**WHAT THE TASK REQUIRES:** Check every line below for the word "content" and copy the ones that have it.

┌─ DATA PROVIDED

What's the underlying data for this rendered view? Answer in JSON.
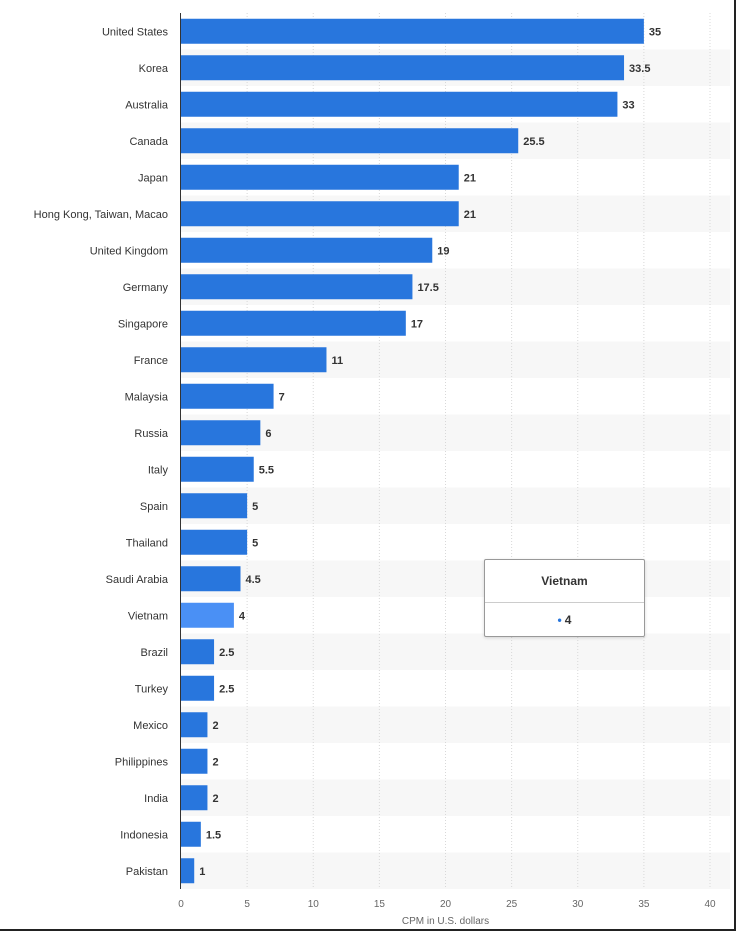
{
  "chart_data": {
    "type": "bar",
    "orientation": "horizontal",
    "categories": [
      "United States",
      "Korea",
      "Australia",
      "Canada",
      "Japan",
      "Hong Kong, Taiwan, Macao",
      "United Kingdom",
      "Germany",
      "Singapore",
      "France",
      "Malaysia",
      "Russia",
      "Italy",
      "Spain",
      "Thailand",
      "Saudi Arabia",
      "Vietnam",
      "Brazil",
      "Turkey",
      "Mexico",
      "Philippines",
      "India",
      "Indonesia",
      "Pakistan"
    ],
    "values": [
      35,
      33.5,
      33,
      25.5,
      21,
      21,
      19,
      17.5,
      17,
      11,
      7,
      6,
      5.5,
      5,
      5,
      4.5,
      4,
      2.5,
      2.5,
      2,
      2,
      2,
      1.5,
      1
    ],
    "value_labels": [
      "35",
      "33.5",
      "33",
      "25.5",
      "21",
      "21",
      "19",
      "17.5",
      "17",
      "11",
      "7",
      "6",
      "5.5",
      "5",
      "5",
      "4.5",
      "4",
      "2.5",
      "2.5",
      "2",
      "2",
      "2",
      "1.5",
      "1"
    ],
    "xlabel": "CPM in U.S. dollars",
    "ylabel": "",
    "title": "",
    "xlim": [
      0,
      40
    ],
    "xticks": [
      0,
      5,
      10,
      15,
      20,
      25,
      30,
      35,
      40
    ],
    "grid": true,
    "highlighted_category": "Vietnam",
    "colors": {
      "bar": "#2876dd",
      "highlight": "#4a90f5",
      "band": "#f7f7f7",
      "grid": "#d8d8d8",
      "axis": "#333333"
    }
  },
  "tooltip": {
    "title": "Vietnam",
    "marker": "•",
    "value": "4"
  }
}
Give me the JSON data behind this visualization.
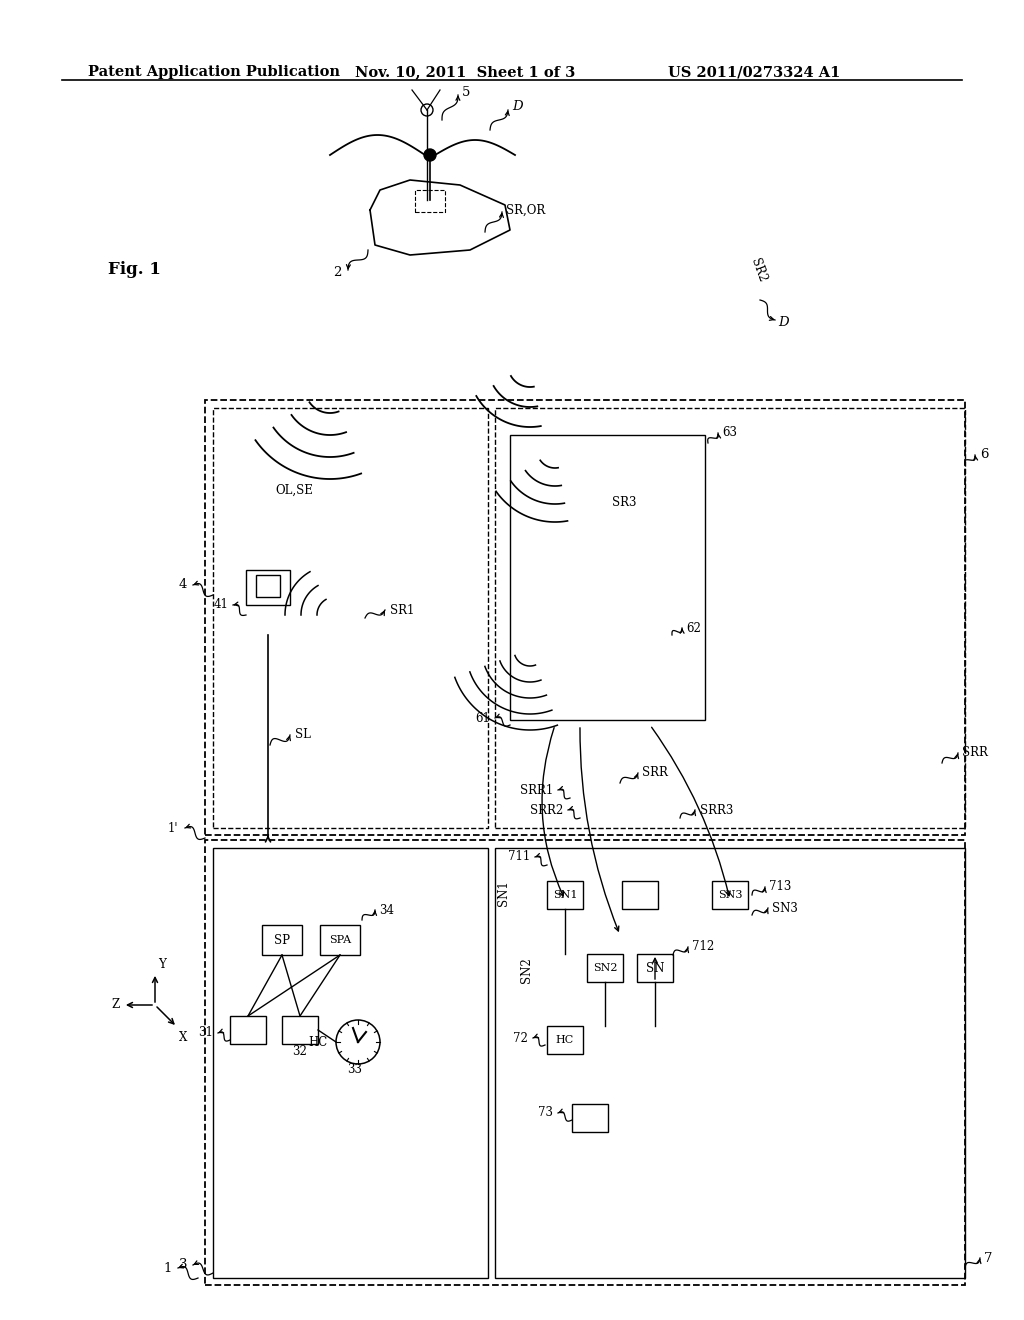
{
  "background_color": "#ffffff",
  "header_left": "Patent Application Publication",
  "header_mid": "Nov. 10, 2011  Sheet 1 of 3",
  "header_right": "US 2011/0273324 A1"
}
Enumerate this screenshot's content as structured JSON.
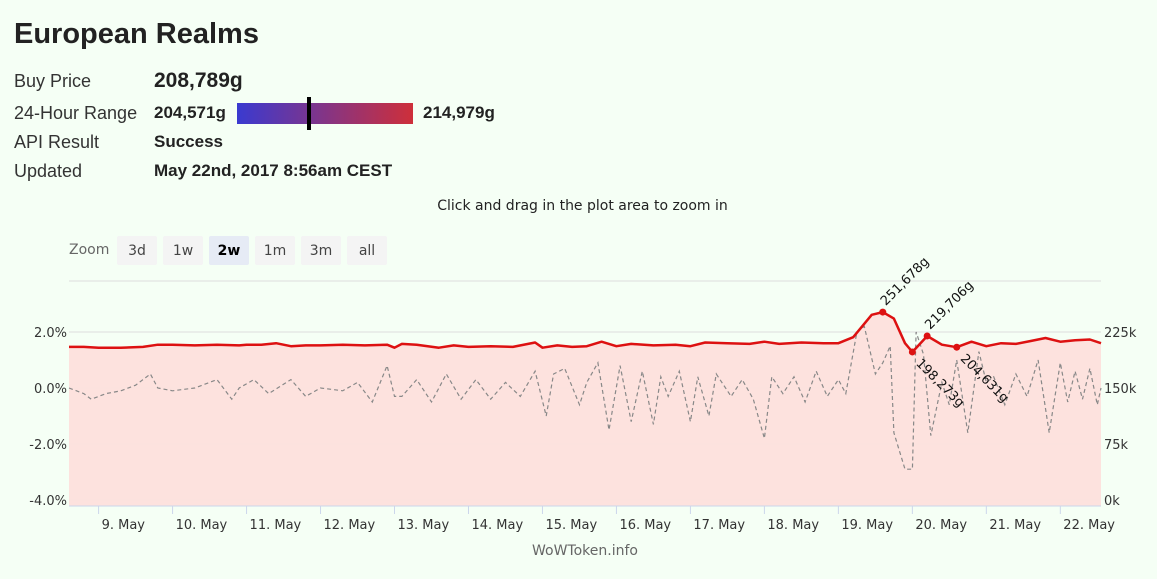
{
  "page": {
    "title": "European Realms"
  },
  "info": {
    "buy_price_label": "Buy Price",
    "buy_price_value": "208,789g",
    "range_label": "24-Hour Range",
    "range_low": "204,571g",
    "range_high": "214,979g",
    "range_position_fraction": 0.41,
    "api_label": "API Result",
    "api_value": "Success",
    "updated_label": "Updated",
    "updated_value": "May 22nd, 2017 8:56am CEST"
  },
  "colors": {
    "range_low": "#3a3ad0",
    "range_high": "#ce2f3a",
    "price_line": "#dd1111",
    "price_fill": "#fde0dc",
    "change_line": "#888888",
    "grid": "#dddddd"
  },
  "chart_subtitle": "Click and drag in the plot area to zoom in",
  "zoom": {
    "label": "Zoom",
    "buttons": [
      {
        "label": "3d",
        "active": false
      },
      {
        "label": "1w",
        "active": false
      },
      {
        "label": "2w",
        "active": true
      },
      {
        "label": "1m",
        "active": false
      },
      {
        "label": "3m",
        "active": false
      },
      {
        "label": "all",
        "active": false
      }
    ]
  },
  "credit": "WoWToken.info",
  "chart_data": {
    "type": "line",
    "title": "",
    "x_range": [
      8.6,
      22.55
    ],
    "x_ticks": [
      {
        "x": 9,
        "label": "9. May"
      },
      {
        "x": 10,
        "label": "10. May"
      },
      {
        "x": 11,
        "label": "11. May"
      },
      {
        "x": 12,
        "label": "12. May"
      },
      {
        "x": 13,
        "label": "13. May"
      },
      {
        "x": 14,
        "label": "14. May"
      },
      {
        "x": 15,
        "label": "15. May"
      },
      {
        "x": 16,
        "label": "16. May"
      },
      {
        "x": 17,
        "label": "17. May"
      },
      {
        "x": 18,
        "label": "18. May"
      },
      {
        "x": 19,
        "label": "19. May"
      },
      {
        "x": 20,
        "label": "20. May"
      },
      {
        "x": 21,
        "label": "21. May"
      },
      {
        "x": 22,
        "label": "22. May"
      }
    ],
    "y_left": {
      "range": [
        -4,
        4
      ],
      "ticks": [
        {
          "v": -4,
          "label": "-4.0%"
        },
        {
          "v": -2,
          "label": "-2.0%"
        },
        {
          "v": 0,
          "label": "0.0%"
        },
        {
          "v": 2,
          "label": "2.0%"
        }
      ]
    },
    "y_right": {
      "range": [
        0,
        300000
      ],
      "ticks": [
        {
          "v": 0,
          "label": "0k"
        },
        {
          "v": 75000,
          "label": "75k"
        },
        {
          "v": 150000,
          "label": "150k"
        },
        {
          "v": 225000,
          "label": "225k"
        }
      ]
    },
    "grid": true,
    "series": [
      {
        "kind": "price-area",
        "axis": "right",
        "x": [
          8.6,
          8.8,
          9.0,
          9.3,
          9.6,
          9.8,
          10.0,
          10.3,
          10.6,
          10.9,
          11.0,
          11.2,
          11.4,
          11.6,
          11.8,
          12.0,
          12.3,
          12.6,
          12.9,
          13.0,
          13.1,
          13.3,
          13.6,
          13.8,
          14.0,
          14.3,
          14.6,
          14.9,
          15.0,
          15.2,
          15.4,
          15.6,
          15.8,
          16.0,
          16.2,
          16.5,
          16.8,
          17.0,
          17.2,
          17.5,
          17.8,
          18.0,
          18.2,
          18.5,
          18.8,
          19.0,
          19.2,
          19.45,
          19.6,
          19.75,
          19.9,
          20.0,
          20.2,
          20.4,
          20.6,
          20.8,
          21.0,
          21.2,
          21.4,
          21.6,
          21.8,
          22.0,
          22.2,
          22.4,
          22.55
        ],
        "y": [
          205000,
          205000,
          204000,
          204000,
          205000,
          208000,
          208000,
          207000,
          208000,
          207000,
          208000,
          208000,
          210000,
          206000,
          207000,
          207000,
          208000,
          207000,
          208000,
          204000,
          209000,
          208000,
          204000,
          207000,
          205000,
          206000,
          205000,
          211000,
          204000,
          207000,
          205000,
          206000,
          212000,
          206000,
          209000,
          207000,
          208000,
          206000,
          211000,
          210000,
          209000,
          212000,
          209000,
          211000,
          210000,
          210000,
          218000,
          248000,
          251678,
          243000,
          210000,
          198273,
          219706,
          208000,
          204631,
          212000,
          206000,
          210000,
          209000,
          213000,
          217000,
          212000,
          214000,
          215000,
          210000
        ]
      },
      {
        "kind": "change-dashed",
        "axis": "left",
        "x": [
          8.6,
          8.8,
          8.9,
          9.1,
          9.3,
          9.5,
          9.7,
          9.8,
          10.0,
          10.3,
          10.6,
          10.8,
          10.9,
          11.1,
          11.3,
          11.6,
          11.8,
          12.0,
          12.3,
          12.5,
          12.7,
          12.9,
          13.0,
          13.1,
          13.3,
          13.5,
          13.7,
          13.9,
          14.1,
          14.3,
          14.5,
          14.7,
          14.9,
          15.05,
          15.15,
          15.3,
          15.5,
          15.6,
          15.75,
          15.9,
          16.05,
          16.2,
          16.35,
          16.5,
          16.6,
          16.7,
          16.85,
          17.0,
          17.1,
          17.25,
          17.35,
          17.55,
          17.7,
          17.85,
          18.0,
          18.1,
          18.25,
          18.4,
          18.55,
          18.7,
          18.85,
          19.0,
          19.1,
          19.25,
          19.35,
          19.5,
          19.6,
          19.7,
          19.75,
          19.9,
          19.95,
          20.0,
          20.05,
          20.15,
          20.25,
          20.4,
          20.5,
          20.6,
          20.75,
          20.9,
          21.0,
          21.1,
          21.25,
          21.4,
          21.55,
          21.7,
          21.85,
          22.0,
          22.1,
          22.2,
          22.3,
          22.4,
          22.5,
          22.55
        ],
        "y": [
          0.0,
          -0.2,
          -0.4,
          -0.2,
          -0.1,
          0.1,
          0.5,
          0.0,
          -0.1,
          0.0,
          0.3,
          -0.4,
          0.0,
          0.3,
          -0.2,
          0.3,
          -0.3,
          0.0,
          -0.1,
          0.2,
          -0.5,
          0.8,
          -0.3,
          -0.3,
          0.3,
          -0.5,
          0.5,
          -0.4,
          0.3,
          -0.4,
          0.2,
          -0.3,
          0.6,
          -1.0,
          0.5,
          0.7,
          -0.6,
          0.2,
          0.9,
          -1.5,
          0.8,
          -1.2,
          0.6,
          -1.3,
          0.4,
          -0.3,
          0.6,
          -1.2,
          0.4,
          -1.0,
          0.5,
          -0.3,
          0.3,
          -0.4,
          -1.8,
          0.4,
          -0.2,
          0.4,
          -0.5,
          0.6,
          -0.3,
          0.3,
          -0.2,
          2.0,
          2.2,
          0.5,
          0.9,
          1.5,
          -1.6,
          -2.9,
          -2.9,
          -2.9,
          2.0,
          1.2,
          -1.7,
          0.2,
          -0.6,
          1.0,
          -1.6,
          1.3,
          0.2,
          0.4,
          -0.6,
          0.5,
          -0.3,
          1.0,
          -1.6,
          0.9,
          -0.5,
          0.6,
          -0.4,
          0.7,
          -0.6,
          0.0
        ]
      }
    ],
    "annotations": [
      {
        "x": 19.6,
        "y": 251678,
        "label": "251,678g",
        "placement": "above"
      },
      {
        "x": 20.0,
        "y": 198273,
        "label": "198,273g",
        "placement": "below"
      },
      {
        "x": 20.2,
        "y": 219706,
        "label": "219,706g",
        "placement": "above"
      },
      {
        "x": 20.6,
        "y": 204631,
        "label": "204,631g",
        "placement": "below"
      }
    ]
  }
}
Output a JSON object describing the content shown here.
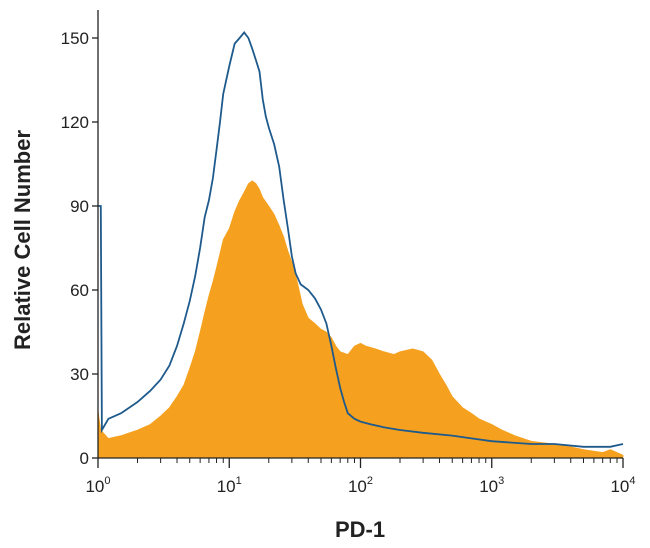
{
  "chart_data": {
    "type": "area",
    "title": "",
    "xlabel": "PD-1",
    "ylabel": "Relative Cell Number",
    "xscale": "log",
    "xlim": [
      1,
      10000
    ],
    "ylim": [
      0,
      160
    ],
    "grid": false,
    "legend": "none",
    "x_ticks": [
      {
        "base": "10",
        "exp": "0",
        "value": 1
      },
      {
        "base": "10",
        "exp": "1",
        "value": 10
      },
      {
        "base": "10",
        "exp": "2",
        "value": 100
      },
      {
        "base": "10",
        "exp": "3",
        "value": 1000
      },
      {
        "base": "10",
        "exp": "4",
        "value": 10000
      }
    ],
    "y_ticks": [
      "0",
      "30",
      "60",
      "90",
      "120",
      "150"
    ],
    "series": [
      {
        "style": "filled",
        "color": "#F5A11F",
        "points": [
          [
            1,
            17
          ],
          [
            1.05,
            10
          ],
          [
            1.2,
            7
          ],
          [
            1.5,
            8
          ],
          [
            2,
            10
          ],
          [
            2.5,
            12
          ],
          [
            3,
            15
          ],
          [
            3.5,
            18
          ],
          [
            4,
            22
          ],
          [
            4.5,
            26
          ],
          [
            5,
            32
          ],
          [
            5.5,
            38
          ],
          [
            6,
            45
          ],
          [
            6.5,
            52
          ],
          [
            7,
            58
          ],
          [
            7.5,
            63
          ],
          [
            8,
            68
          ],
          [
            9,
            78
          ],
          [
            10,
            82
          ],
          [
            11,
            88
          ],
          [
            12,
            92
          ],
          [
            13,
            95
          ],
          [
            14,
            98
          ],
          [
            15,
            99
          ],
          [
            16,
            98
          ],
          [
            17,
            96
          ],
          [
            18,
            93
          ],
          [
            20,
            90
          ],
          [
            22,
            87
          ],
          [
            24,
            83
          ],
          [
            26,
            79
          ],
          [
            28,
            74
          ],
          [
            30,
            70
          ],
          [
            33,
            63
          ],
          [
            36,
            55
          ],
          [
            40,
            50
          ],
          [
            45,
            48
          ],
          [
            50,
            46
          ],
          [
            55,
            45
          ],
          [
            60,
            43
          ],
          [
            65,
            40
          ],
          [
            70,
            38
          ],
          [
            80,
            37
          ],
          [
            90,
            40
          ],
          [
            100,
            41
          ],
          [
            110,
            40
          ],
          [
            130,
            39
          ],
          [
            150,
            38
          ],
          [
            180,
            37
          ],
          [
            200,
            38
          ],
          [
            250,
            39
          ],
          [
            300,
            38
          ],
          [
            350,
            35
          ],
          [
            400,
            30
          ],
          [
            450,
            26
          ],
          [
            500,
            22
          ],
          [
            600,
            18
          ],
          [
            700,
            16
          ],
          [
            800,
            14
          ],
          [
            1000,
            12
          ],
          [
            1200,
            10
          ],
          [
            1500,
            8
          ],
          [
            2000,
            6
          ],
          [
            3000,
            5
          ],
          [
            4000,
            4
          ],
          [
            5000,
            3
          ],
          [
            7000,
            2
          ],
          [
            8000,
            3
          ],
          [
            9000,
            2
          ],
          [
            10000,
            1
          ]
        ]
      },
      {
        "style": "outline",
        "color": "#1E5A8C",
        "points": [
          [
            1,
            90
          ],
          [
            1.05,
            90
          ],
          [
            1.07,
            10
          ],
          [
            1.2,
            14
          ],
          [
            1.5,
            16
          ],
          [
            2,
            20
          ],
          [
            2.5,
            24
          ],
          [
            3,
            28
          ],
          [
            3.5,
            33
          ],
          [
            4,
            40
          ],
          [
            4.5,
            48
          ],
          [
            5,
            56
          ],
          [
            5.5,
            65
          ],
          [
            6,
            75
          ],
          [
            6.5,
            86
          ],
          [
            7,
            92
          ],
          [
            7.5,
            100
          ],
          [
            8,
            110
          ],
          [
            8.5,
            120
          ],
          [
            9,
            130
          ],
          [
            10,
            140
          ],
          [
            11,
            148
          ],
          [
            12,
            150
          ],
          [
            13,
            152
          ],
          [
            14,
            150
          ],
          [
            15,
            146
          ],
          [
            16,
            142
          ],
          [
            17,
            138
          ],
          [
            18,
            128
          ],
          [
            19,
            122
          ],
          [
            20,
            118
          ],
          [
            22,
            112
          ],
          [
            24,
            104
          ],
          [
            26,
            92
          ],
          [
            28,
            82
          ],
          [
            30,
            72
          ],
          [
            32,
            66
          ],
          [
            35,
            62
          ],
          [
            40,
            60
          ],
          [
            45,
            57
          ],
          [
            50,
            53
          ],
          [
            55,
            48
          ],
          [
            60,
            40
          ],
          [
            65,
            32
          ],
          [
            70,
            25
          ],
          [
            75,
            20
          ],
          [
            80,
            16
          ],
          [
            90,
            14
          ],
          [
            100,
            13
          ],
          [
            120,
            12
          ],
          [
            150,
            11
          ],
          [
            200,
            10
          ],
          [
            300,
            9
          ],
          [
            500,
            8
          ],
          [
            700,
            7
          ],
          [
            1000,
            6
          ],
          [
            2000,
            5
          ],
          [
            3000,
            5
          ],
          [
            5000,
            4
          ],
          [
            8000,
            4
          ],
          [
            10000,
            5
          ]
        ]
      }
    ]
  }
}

└─

**SOLUTION TO THIS EXERCISE:**
Enumerate this screenshot's content as structured JSON.
Output a JSON object describing the content shown here.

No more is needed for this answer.